--- Begin DATA LINES ---

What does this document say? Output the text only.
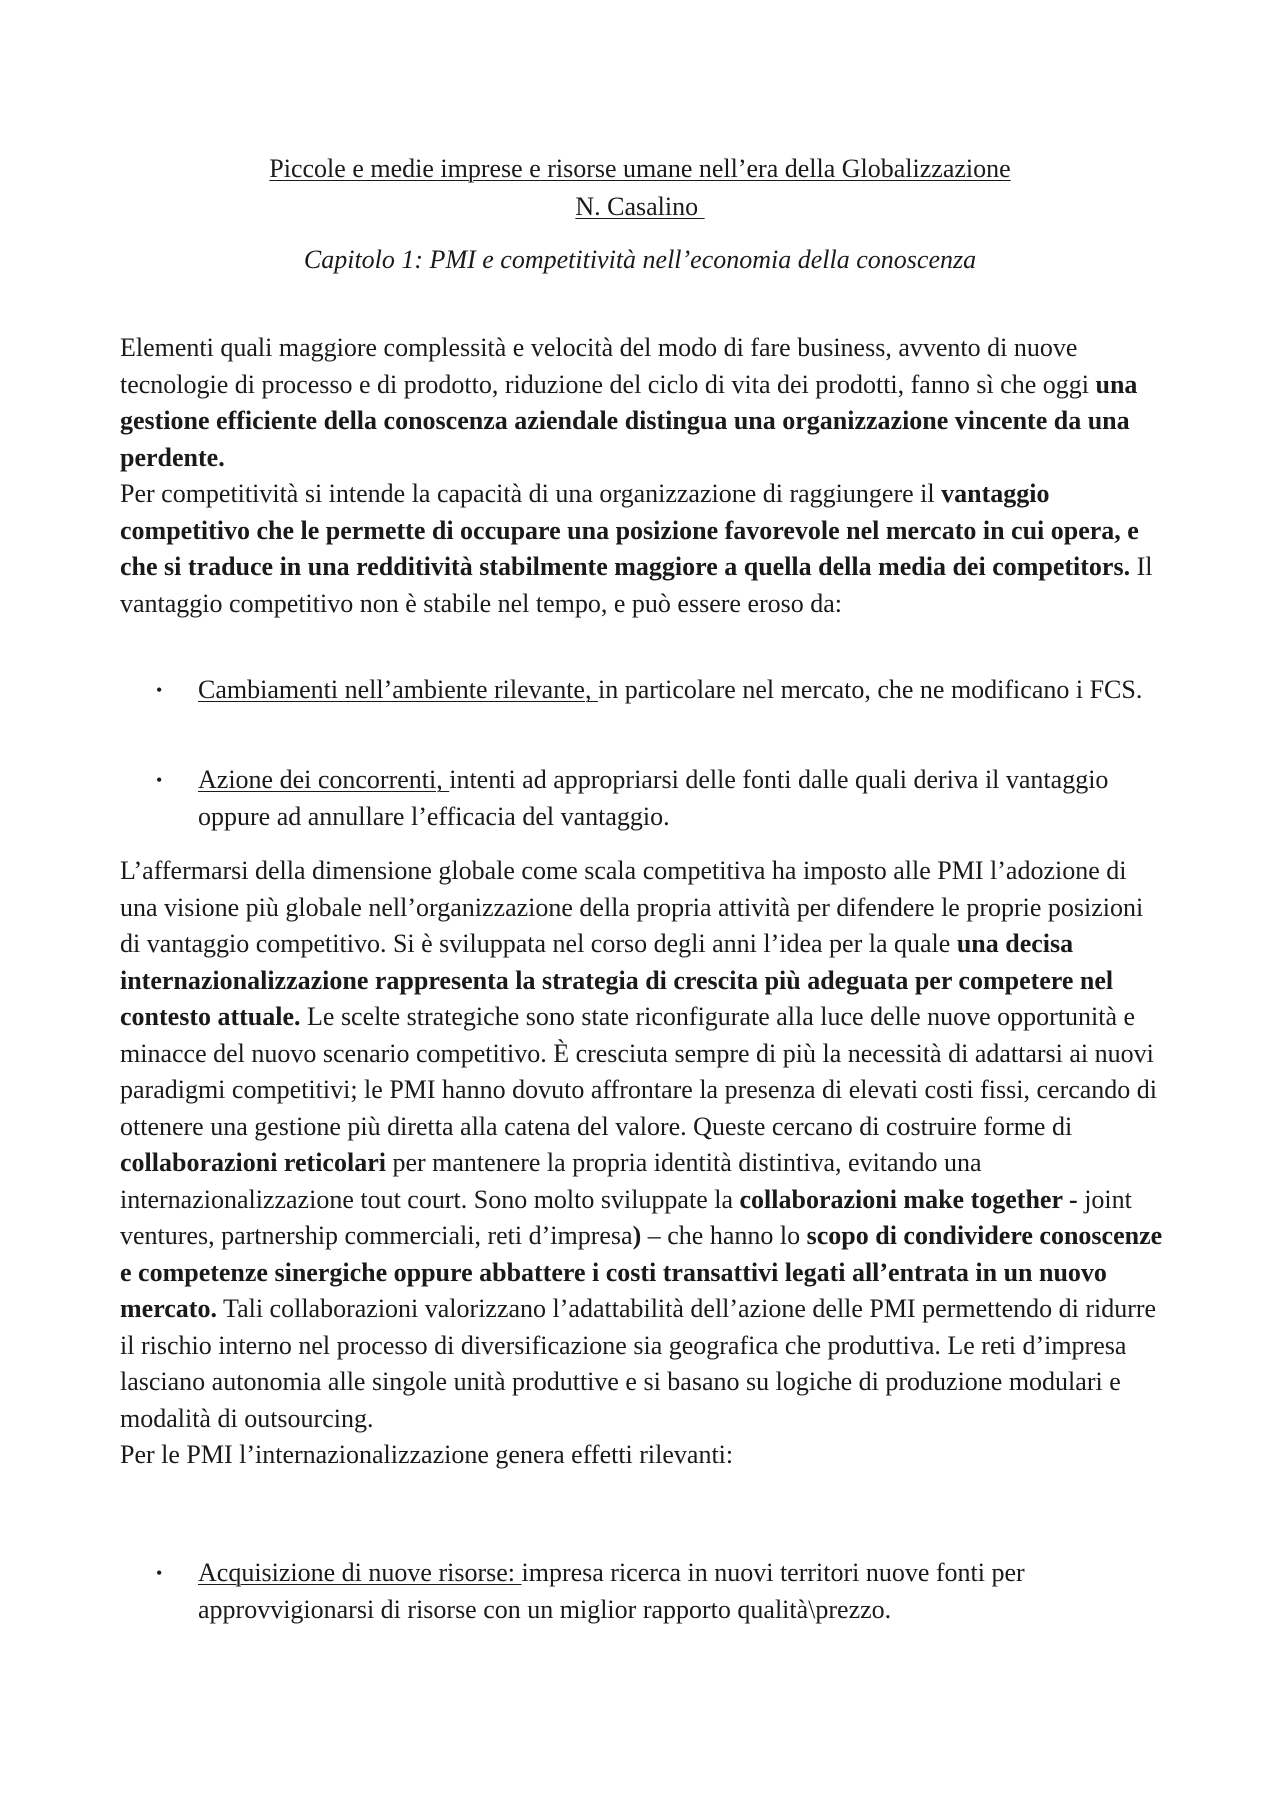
Piccole e medie imprese e risorse umane nell’era della Globalizzazione
N. Casalino
Capitolo 1: PMI e competitività nell’economia della conoscenza

Elementi quali maggiore complessità e velocità del modo di fare business, avvento di nuove tecnologie di processo e di prodotto, riduzione del ciclo di vita dei prodotti, fanno sì che oggi una gestione efficiente della conoscenza aziendale distingua una organizzazione vincente da una perdente.

Per competitività si intende la capacità di una organizzazione di raggiungere il vantaggio competitivo che le permette di occupare una posizione favorevole nel mercato in cui opera, e che si traduce in una redditività stabilmente maggiore a quella della media dei competitors. Il vantaggio competitivo non è stabile nel tempo, e può essere eroso da:

• Cambiamenti nell’ambiente rilevante, in particolare nel mercato, che ne modificano i FCS.
• Azione dei concorrenti, intenti ad appropriarsi delle fonti dalle quali deriva il vantaggio oppure ad annullare l’efficacia del vantaggio.

L’affermarsi della dimensione globale come scala competitiva ha imposto alle PMI l’adozione di una visione più globale nell’organizzazione della propria attività per difendere le proprie posizioni di vantaggio competitivo. Si è sviluppata nel corso degli anni l’idea per la quale una decisa internazionalizzazione rappresenta la strategia di crescita più adeguata per competere nel contesto attuale. Le scelte strategiche sono state riconfigurate alla luce delle nuove opportunità e minacce del nuovo scenario competitivo. È cresciuta sempre di più la necessità di adattarsi ai nuovi paradigmi competitivi; le PMI hanno dovuto affrontare la presenza di elevati costi fissi, cercando di ottenere una gestione più diretta alla catena del valore. Queste cercano di costruire forme di collaborazioni reticolari per mantenere la propria identità distintiva, evitando una internazionalizzazione tout court. Sono molto sviluppate la collaborazioni make together - joint ventures, partnership commerciali, reti d’impresa) – che hanno lo scopo di condividere conoscenze e competenze sinergiche oppure abbattere i costi transattivi legati all’entrata in un nuovo mercato. Tali collaborazioni valorizzano l’adattabilità dell’azione delle PMI permettendo di ridurre il rischio interno nel processo di diversificazione sia geografica che produttiva. Le reti d’impresa lasciano autonomia alle singole unità produttive e si basano su logiche di produzione modulari e modalità di outsourcing.

Per le PMI l’internazionalizzazione genera effetti rilevanti:

• Acquisizione di nuove risorse: impresa ricerca in nuovi territori nuove fonti per approvvigionarsi di risorse con un miglior rapporto qualità\prezzo.
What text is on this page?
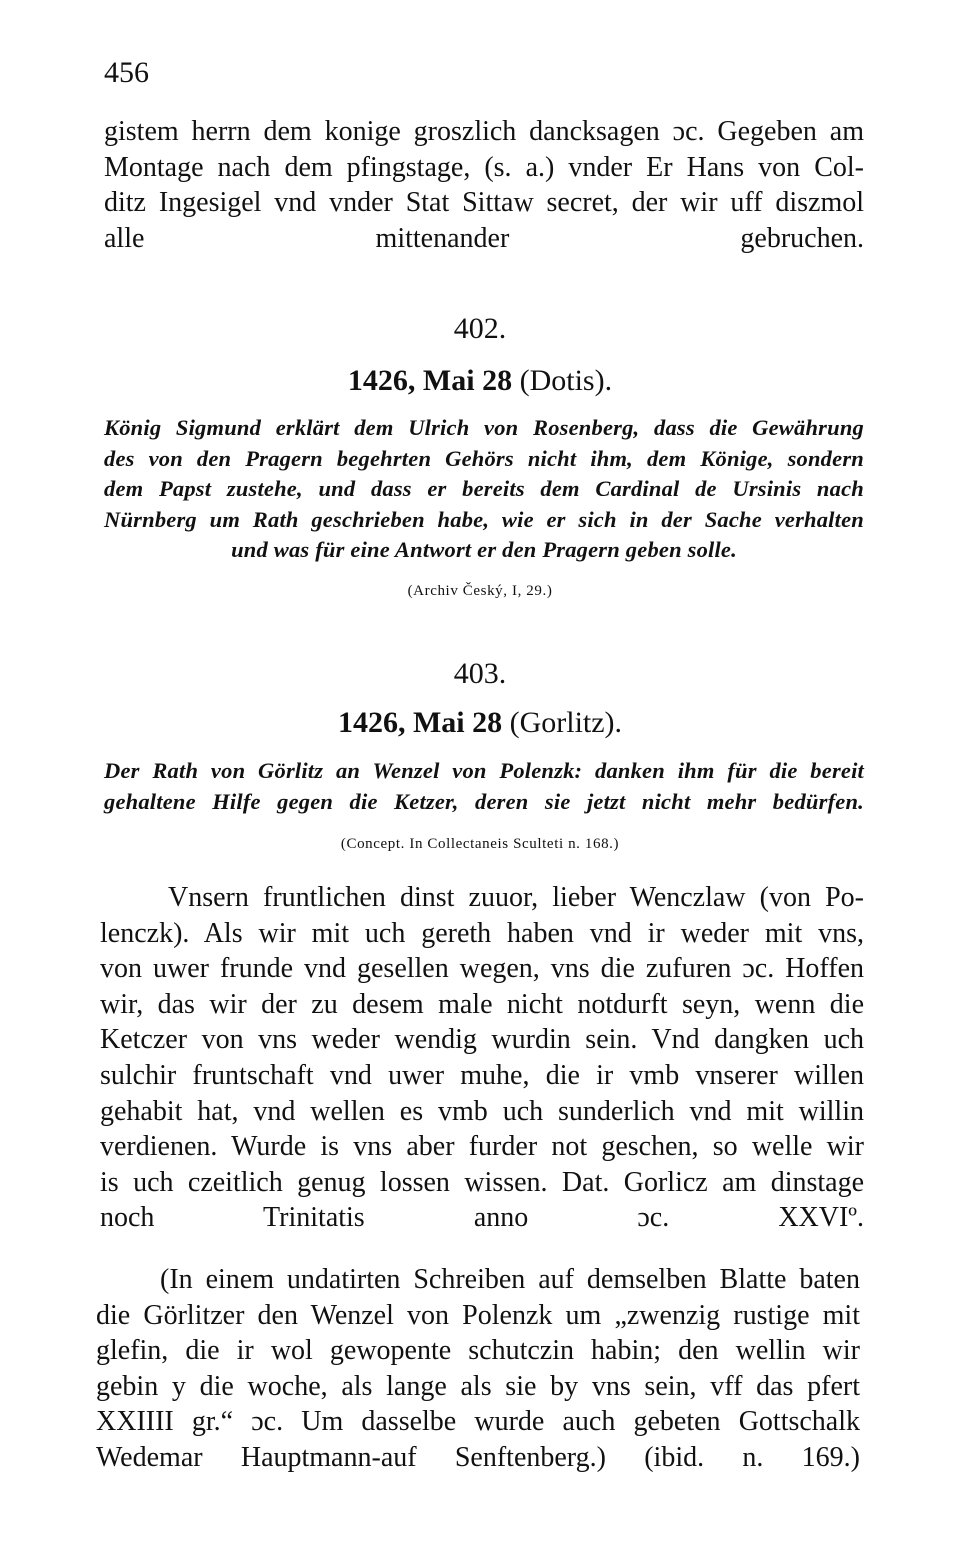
456
gistem herrn dem konige groszlich dancksagen ɔc. Gegeben am
Montage nach dem pfingstage, (s. a.) vnder Er Hans von Col-
ditz Ingesigel vnd vnder Stat Sittaw secret, der wir uff diszmol
alle mittenander gebruchen.
402.
1426, Mai 28 (Dotis).
König Sigmund erklärt dem Ulrich von Rosenberg, dass die Gewährung
des von den Pragern begehrten Gehörs nicht ihm, dem Könige, sondern
dem Papst zustehe, und dass er bereits dem Cardinal de Ursinis nach
Nürnberg um Rath geschrieben habe, wie er sich in der Sache verhalten
und was für eine Antwort er den Pragern geben solle.
(Archiv Český, I, 29.)
403.
1426, Mai 28 (Gorlitz).
Der Rath von Görlitz an Wenzel von Polenzk: danken ihm für die bereit
gehaltene Hilfe gegen die Ketzer, deren sie jetzt nicht mehr bedürfen.
(Concept. In Collectaneis Sculteti n. 168.)
Vnsern fruntlichen dinst zuuor, lieber Wenczlaw (von Po-
lenczk). Als wir mit uch gereth haben vnd ir weder mit vns,
von uwer frunde vnd gesellen wegen, vns die zufuren ɔc. Hoffen
wir, das wir der zu desem male nicht notdurft seyn, wenn die
Ketczer von vns weder wendig wurdin sein. Vnd dangken uch
sulchir fruntschaft vnd uwer muhe, die ir vmb vnserer willen
gehabit hat, vnd wellen es vmb uch sunderlich vnd mit willin
verdienen. Wurde is vns aber furder not geschen, so welle wir
is uch czeitlich genug lossen wissen. Dat. Gorlicz am dinstage
noch Trinitatis anno ɔc. XXVIº.
(In einem undatirten Schreiben auf demselben Blatte baten
die Görlitzer den Wenzel von Polenzk um „zwenzig rustige mit
glefin, die ir wol gewopente schutczin habin; den wellin wir
gebin y die woche, als lange als sie by vns sein, vff das pfert
XXIIII gr.“ ɔc. Um dasselbe wurde auch gebeten Gottschalk
Wedemar Hauptmann-auf Senftenberg.) (ibid. n. 169.)
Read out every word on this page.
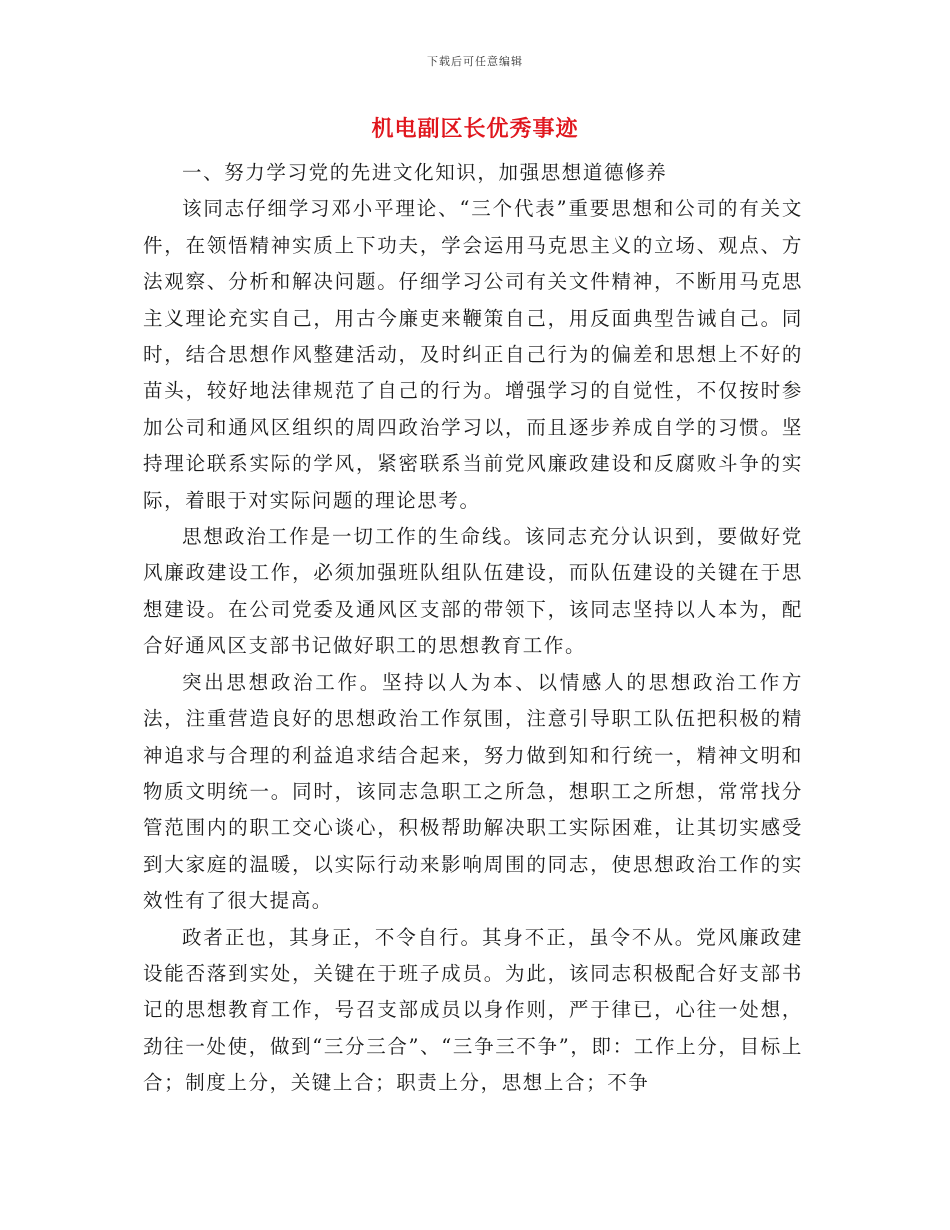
下载后可任意编辑
机电副区长优秀事迹

一、努力学习党的先进文化知识，加强思想道德修养

该同志仔细学习邓小平理论、“三个代表”重要思想和公司的有关文件，在领悟精神实质上下功夫，学会运用马克思主义的立场、观点、方法观察、分析和解决问题。仔细学习公司有关文件精神，不断用马克思主义理论充实自己，用古今廉吏来鞭策自己，用反面典型告诫自己。同时，结合思想作风整建活动，及时纠正自己行为的偏差和思想上不好的苗头，较好地法律规范了自己的行为。增强学习的自觉性，不仅按时参加公司和通风区组织的周四政治学习以，而且逐步养成自学的习惯。坚持理论联系实际的学风，紧密联系当前党风廉政建设和反腐败斗争的实际，着眼于对实际问题的理论思考。

思想政治工作是一切工作的生命线。该同志充分认识到，要做好党风廉政建设工作，必须加强班队组队伍建设，而队伍建设的关键在于思想建设。在公司党委及通风区支部的带领下，该同志坚持以人本为，配合好通风区支部书记做好职工的思想教育工作。

突出思想政治工作。坚持以人为本、以情感人的思想政治工作方法，注重营造良好的思想政治工作氛围，注意引导职工队伍把积极的精神追求与合理的利益追求结合起来，努力做到知和行统一，精神文明和物质文明统一。同时，该同志急职工之所急，想职工之所想，常常找分管范围内的职工交心谈心，积极帮助解决职工实际困难，让其切实感受到大家庭的温暖，以实际行动来影响周围的同志，使思想政治工作的实效性有了很大提高。

政者正也，其身正，不令自行。其身不正，虽令不从。党风廉政建设能否落到实处，关键在于班子成员。为此，该同志积极配合好支部书记的思想教育工作，号召支部成员以身作则，严于律已，心往一处想，劲往一处使，做到“三分三合”、“三争三不争”，即：工作上分，目标上合；制度上分，关键上合；职责上分，思想上合；不争
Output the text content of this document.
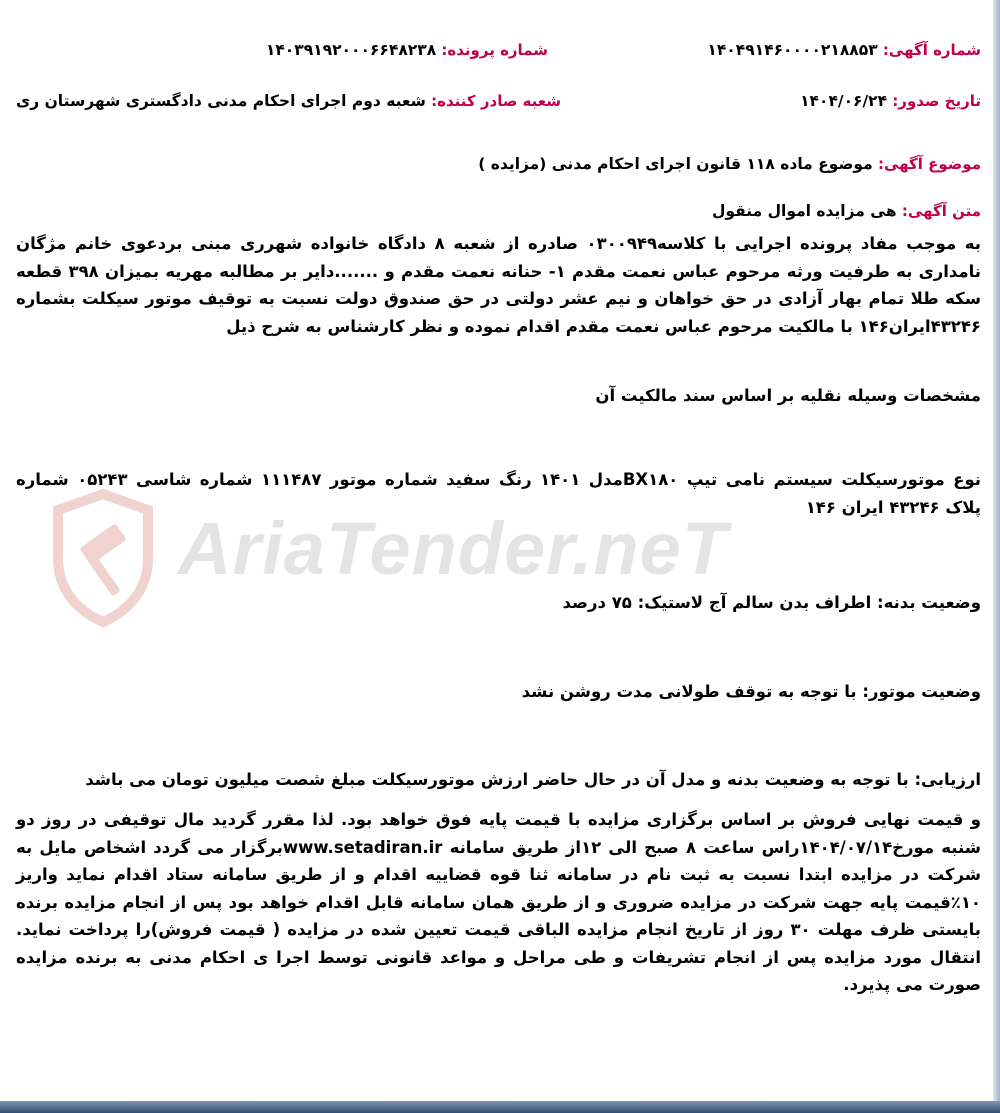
شماره آگهی: ۱۴۰۴۹۱۴۶۰۰۰۰۲۱۸۸۵۳
شماره پرونده: ۱۴۰۳۹۱۹۲۰۰۰۶۶۴۸۲۳۸
تاریخ صدور: ۱۴۰۴/۰۶/۲۴
شعبه صادر کننده: شعبه دوم اجرای احکام مدنی دادگستری شهرستان ری
موضوع آگهی: موضوع ماده ۱۱۸ قانون اجرای احکام مدنی (مزایده )
متن آگهی: هی مزایده اموال منقول
به موجب مفاد پرونده اجرایی با کلاسه۰۳۰۰۹۴۹ صادره از شعبه ۸ دادگاه خانواده شهرری مبنی بردعوی خانم مژگان نامداری به طرفیت ورثه مرحوم عباس نعمت مقدم ۱- حنانه نعمت مقدم و .......دایر بر مطالبه مهریه بمیزان ۳۹۸ قطعه سکه طلا تمام بهار آزادی در حق خواهان و نیم عشر دولتی در حق صندوق دولت نسبت به توقیف موتور سیکلت بشماره ۴۳۲۴۶ایران۱۴۶ با مالکیت مرحوم عباس نعمت مقدم اقدام نموده و نظر کارشناس به شرح ذیل
مشخصات وسیله نقلیه بر اساس سند مالکیت آن
نوع موتورسیکلت سیستم نامی تیپ BX۱۸۰مدل ۱۴۰۱ رنگ سفید شماره موتور ۱۱۱۴۸۷ شماره شاسی ۰۵۲۴۳ شماره پلاک ۴۳۲۴۶ ایران ۱۴۶
وضعیت بدنه: اطراف بدن سالم آج لاستیک: ۷۵ درصد
وضعیت موتور: با توجه به توقف طولانی مدت روشن نشد
ارزیابی: با توجه به وضعیت بدنه و مدل آن در حال حاضر ارزش موتورسیکلت مبلغ شصت میلیون تومان می باشد
و قیمت نهایی فروش بر اساس برگزاری مزایده با قیمت پایه فوق خواهد بود. لذا مقرر گردید مال توقیفی در روز دو شنبه مورخ۱۴۰۴/۰۷/۱۴راس ساعت ۸ صبح الی ۱۲از طریق سامانه www.setadiran.irبرگزار می گردد اشخاص مایل به شرکت در مزایده ابتدا نسبت به ثبت نام در سامانه ثنا قوه قضاییه اقدام و از طریق سامانه ستاد اقدام نماید واریز ۱۰٪قیمت پایه جهت شرکت در مزایده ضروری و از طریق همان سامانه قابل اقدام خواهد بود پس از انجام مزایده برنده بایستی ظرف مهلت ۳۰ روز از تاریخ انجام مزایده الباقی قیمت تعیین شده در مزایده ( قیمت فروش)را پرداخت نماید. انتقال مورد مزایده پس از انجام تشریفات و طی مراحل و مواعد قانونی توسط اجرا ی احکام مدنی به برنده مزایده صورت می پذیرد.
AriaTender.neT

--- End DATA LINES ---

Give the number of lines that hold the word "Output" in these records, with nothing added.

> _ANSWER_: 2